> _Task data_:
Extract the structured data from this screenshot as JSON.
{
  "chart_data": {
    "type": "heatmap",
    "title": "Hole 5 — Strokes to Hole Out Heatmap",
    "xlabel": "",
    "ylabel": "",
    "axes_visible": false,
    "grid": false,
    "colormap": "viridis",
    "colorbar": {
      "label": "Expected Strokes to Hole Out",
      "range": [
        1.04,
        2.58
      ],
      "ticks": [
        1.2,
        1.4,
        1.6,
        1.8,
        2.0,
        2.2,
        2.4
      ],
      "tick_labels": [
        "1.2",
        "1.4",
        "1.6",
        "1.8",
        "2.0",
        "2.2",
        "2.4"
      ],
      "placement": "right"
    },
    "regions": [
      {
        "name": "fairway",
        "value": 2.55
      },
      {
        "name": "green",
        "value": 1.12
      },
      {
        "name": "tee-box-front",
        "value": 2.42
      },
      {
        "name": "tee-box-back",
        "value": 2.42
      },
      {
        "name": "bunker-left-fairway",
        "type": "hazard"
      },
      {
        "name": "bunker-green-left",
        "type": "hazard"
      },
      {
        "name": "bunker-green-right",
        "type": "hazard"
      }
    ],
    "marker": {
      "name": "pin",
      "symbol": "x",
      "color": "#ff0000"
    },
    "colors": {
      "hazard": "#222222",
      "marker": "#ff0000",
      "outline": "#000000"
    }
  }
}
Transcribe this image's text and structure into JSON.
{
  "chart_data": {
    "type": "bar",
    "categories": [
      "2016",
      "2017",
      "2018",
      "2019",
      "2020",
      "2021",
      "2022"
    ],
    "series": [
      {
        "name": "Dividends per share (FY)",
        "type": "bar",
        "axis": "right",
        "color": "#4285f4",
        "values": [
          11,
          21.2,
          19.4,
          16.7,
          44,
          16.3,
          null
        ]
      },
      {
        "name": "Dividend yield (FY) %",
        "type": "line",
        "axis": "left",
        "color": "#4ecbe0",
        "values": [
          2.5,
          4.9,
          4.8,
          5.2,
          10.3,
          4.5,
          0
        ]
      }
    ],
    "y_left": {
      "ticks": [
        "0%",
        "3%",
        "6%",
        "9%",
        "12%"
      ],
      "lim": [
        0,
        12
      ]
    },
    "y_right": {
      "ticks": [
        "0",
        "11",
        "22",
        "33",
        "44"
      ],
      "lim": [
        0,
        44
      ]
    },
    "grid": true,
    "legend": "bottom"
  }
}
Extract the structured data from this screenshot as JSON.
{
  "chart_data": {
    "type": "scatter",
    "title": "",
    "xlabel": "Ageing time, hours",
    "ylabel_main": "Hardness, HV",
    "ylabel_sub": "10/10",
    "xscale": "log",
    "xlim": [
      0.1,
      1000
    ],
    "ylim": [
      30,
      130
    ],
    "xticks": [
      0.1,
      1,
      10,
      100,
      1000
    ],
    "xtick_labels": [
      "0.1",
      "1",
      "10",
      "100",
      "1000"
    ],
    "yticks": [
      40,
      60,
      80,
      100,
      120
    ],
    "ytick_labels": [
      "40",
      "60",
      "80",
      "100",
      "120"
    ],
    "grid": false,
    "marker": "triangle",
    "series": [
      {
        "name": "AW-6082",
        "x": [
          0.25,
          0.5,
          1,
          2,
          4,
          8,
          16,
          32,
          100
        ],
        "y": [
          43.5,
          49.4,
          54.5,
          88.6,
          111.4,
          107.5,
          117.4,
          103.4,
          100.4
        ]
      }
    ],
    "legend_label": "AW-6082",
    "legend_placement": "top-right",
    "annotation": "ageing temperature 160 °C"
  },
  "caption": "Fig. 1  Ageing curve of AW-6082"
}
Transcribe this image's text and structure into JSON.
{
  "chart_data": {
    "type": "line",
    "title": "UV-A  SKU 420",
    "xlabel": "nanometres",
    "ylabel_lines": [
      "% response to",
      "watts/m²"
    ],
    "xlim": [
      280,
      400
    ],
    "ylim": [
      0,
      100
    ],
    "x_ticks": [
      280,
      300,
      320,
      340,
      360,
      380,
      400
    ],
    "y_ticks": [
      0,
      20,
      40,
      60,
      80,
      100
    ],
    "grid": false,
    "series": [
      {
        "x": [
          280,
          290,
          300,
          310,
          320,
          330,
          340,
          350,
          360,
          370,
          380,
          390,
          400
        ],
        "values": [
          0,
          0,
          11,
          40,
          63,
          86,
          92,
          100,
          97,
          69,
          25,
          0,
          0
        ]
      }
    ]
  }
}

> _Direction_: Where a line above contains the word "type", copy that line.

> _Finished task_:
    "type": "heatmap",
        "type": "hazard"
        "type": "hazard"
        "type": "hazard"
    "type": "bar",
        "type": "bar",
        "type": "line",
    "type": "scatter",
    "type": "line",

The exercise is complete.